◆ Material supplied:

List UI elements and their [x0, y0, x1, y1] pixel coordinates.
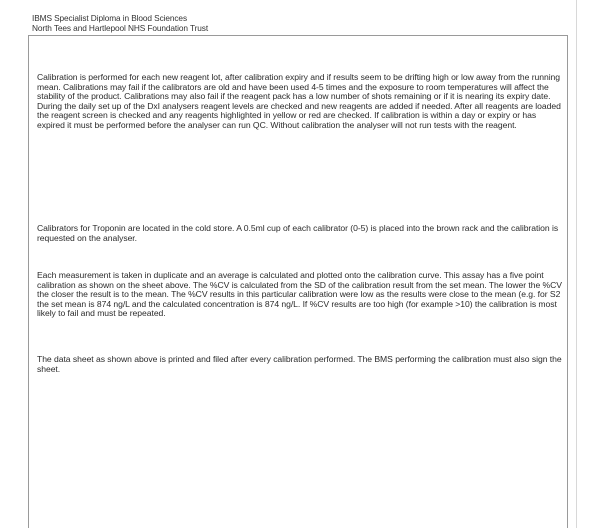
document-header	[32, 13, 208, 33]
paragraph-measurement-cv: Each measurement is taken in duplicate and an average is calculated and plotted onto the calibration curve. This assay has a five point calibration as shown on the sheet above. The %CV is calculated from the SD of the calibration result from the set mean. The lower the %CV the closer the result is to the mean. The %CV results in this particular calibration were low as the results were close to the mean (e.g. for S2 the set mean is 874 ng/L and the calculated concentration is 874 ng/L. If %CV results are too high (for example >10) the calibration is most likely to fail and must be repeated.	[37, 270, 562, 318]
paragraph-calibration-overview: Calibration is performed for each new reagent lot, after calibration expiry and if results seem to be drifting high or low away from the running mean. Calibrations may fail if the calibrators are old and have been used 4-5 times and the exposure to room temperatures will affect the stability of the product. Calibrations may also fail if the reagent pack has a low number of shots remaining or if it is nearing its expiry date. During the daily set up of the DxI analysers reagent levels are checked and new reagents are added if needed. After all reagents are loaded the reagent screen is checked and any reagents highlighted in yellow or red are checked. If calibration is within a day or expiry or has expired it must be performed before the analyser can run QC. Without calibration the analyser will not run tests with the reagent.	[37, 72, 561, 130]
header-trust-name: North Tees and Hartlepool NHS Foundation Trust	[32, 23, 209, 33]
page-edge-line	[576, 0, 577, 528]
paragraph-troponin-calibrators: Calibrators for Troponin are located in the cold store. A 0.5ml cup of each calibrator (0-5) is placed into the brown rack and the calibration is requested on the analyser.	[37, 223, 559, 243]
paragraph-data-sheet: The data sheet as shown above is printed and filed after every calibration performed. The BMS performing the calibration must also sign the sheet.	[37, 354, 562, 374]
header-course-title: IBMS Specialist Diploma in Blood Sciences	[32, 13, 187, 23]
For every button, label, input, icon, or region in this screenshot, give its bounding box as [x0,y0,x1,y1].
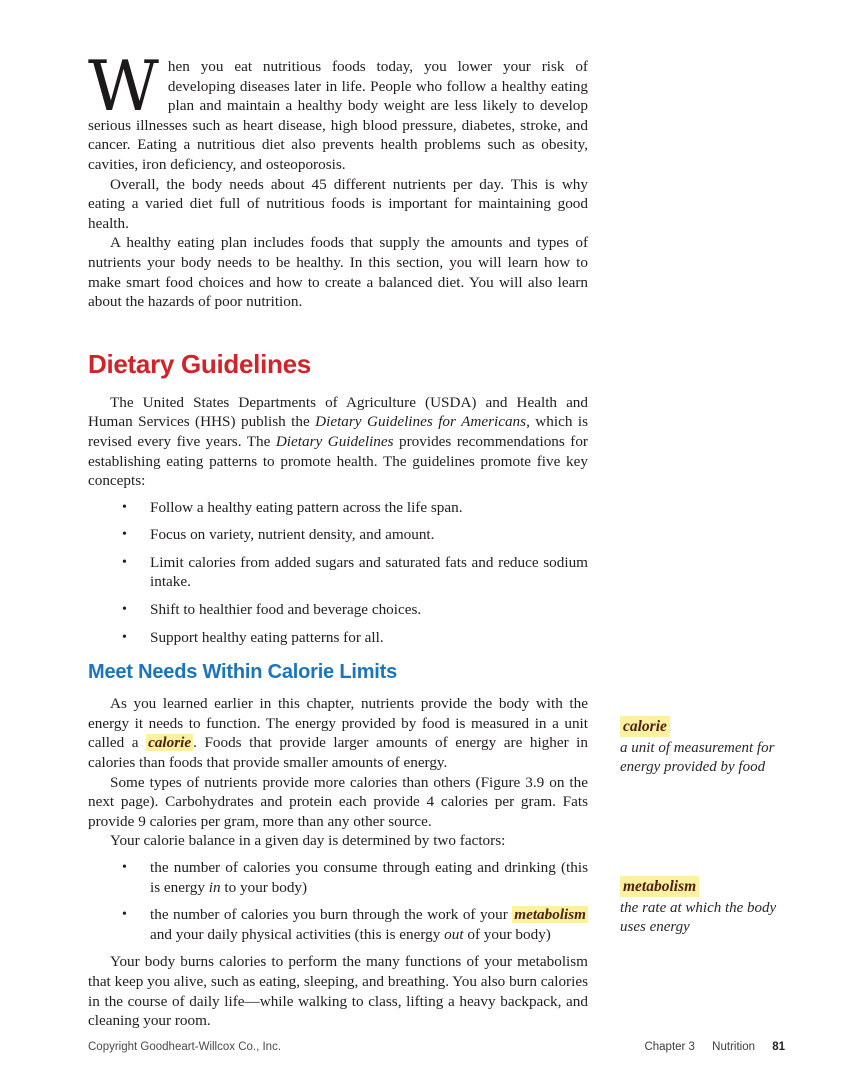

◆ The task:
Although the records contain pictures, restate them word for word with those pictures left out.

◆ Exercise result:
List UI elements and their [x0, y0, x1, y1] pixel coordinates.
document-header	[32, 13, 208, 33]
paragraph-measurement-cv: Each measurement is taken in duplicate and an average is calculated and plotted onto the calibration curve. This assay has a five point calibration as shown on the sheet above. The %CV is calculated from the SD of the calibration result from the set mean. The lower the %CV the closer the result is to the mean. The %CV results in this particular calibration were low as the results were close to the mean (e.g. for S2 the set mean is 874 ng/L and the calculated concentration is 874 ng/L. If %CV results are too high (for example >10) the calibration is most likely to fail and must be repeated.	[37, 270, 562, 318]
paragraph-calibration-overview: Calibration is performed for each new reagent lot, after calibration expiry and if results seem to be drifting high or low away from the running mean. Calibrations may fail if the calibrators are old and have been used 4-5 times and the exposure to room temperatures will affect the stability of the product. Calibrations may also fail if the reagent pack has a low number of shots remaining or if it is nearing its expiry date. During the daily set up of the DxI analysers reagent levels are checked and new reagents are added if needed. After all reagents are loaded the reagent screen is checked and any reagents highlighted in yellow or red are checked. If calibration is within a day or expiry or has expired it must be performed before the analyser can run QC. Without calibration the analyser will not run tests with the reagent.	[37, 72, 561, 130]
header-trust-name: North Tees and Hartlepool NHS Foundation Trust	[32, 23, 209, 33]
page-edge-line	[576, 0, 577, 528]
paragraph-troponin-calibrators: Calibrators for Troponin are located in the cold store. A 0.5ml cup of each calibrator (0-5) is placed into the brown rack and the calibration is requested on the analyser.	[37, 223, 559, 243]
paragraph-data-sheet: The data sheet as shown above is printed and filed after every calibration performed. The BMS performing the calibration must also sign the sheet.	[37, 354, 562, 374]
header-course-title: IBMS Specialist Diploma in Blood Sciences	[32, 13, 187, 23]
For every button, label, input, icon, or region in this screenshot, give its bounding box as [x0,y0,x1,y1].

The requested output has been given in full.